■ What the task asks
Pull out all lines from the listing below in which the word "workpiece" appears.

-- begin Exercise materials --

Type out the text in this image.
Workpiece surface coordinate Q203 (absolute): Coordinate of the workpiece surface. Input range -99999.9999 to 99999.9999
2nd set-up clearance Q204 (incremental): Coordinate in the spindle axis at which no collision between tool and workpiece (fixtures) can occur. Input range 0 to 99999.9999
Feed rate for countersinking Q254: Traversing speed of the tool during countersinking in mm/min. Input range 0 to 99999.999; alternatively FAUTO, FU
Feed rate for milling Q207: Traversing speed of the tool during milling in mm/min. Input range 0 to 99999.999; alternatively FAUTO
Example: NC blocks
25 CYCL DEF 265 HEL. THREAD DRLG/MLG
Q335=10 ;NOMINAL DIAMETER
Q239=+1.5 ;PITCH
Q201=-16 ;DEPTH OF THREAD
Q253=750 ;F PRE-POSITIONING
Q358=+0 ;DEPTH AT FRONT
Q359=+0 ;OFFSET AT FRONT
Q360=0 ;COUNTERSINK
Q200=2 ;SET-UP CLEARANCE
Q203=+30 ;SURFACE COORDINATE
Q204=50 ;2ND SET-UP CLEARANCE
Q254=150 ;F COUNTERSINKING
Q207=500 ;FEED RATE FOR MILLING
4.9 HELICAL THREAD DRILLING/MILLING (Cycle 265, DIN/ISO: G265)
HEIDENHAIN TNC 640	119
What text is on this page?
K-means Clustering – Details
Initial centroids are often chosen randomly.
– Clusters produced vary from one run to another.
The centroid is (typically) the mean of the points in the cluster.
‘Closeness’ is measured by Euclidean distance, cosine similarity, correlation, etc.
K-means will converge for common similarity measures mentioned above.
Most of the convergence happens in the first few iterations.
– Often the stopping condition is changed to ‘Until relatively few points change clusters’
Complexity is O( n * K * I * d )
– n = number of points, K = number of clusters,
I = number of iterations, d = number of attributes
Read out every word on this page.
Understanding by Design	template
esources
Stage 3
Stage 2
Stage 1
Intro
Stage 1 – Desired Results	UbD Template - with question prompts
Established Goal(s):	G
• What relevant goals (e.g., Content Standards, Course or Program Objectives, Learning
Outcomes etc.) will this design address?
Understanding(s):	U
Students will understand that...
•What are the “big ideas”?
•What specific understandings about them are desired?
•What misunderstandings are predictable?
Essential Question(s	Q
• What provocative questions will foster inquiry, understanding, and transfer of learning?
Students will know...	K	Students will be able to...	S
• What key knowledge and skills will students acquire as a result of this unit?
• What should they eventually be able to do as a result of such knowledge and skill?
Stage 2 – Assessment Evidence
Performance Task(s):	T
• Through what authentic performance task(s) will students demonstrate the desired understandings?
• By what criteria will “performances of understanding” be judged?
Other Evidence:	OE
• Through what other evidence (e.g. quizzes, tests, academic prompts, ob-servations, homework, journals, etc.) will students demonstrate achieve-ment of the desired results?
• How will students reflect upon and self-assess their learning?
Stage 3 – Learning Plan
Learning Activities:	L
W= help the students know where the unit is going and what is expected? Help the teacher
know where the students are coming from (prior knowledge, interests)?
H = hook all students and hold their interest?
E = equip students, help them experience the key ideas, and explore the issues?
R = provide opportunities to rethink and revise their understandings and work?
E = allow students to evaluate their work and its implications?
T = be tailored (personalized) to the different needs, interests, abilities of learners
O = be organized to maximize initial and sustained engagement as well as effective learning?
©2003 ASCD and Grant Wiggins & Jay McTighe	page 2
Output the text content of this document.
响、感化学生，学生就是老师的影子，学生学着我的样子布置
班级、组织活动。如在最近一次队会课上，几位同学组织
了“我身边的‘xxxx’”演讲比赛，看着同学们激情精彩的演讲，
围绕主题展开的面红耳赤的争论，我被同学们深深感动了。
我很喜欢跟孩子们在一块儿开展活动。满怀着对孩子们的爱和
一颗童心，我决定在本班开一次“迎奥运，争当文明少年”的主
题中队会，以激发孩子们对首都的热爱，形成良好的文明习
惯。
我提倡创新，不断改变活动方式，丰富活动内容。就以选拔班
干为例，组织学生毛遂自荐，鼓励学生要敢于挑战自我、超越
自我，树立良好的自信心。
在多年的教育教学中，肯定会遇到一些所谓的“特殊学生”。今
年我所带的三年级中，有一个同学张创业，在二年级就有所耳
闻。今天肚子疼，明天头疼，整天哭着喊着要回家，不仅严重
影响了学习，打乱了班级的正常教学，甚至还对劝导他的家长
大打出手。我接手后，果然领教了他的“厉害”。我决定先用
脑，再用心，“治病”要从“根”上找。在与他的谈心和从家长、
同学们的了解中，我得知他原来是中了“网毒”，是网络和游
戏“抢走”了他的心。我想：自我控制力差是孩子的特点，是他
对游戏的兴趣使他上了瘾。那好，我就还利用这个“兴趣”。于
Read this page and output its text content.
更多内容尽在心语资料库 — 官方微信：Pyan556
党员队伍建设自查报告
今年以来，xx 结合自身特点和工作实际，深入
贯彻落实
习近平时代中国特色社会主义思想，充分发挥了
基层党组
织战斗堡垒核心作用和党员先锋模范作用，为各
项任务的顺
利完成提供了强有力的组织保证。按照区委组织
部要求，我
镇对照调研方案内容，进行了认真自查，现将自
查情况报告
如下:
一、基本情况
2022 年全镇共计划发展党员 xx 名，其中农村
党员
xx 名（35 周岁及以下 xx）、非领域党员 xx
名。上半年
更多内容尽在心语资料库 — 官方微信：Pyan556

-- end Exercise materials --

■ Solution for this problem
Workpiece surface coordinate Q203 (absolute): Coordinate of the workpiece surface. Input range -99999.9999 to 99999.9999
2nd set-up clearance Q204 (incremental): Coordinate in the spindle axis at which no collision between tool and workpiece (fixtures) can occur. Input range 0 to 99999.9999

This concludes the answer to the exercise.